··· Listing

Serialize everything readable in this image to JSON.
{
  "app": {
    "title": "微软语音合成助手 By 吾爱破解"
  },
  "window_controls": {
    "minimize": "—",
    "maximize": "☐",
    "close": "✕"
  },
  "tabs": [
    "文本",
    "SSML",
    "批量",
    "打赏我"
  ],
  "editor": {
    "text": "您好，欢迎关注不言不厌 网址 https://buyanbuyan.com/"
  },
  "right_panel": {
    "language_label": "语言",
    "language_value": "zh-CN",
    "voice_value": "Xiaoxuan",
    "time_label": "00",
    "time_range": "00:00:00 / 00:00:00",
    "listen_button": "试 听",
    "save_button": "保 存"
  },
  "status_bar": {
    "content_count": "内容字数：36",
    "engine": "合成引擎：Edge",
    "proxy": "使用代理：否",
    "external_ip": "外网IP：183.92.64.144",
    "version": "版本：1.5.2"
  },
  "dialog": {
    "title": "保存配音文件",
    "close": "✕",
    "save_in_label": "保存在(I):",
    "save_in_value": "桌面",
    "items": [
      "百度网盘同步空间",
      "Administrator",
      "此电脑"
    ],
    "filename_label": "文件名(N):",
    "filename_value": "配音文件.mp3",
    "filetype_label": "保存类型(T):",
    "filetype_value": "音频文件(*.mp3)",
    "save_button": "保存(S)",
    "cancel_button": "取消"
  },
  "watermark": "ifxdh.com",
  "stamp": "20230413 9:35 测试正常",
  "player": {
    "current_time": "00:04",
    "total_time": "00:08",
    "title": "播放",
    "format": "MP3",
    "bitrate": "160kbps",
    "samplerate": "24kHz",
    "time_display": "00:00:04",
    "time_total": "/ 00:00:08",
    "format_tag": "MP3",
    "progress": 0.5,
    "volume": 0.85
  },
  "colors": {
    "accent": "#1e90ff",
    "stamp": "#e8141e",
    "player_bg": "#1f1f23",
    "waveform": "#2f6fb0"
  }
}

······

### Stated goal
Return the entries above exactly as they appear.

### Result of this task
Serialize everything readable in this image to JSON.
{
  "app": {
    "title": "微软语音合成助手 By 吾爱破解"
  },
  "window_controls": {
    "minimize": "—",
    "maximize": "☐",
    "close": "✕"
  },
  "tabs": [
    "文本",
    "SSML",
    "批量",
    "打赏我"
  ],
  "editor": {
    "text": "您好，欢迎关注不言不厌 网址 https://buyanbuyan.com/"
  },
  "right_panel": {
    "language_label": "语言",
    "language_value": "zh-CN",
    "voice_value": "Xiaoxuan",
    "time_label": "00",
    "time_range": "00:00:00 / 00:00:00",
    "listen_button": "试 听",
    "save_button": "保 存"
  },
  "status_bar": {
    "content_count": "内容字数：36",
    "engine": "合成引擎：Edge",
    "proxy": "使用代理：否",
    "external_ip": "外网IP：183.92.64.144",
    "version": "版本：1.5.2"
  },
  "dialog": {
    "title": "保存配音文件",
    "close": "✕",
    "save_in_label": "保存在(I):",
    "save_in_value": "桌面",
    "items": [
      "百度网盘同步空间",
      "Administrator",
      "此电脑"
    ],
    "filename_label": "文件名(N):",
    "filename_value": "配音文件.mp3",
    "filetype_label": "保存类型(T):",
    "filetype_value": "音频文件(*.mp3)",
    "save_button": "保存(S)",
    "cancel_button": "取消"
  },
  "watermark": "ifxdh.com",
  "stamp": "20230413 9:35 测试正常",
  "player": {
    "current_time": "00:04",
    "total_time": "00:08",
    "title": "播放",
    "format": "MP3",
    "bitrate": "160kbps",
    "samplerate": "24kHz",
    "time_display": "00:00:04",
    "time_total": "/ 00:00:08",
    "format_tag": "MP3",
    "progress": 0.5,
    "volume": 0.85
  },
  "colors": {
    "accent": "#1e90ff",
    "stamp": "#e8141e",
    "player_bg": "#1f1f23",
    "waveform": "#2f6fb0"
  }
}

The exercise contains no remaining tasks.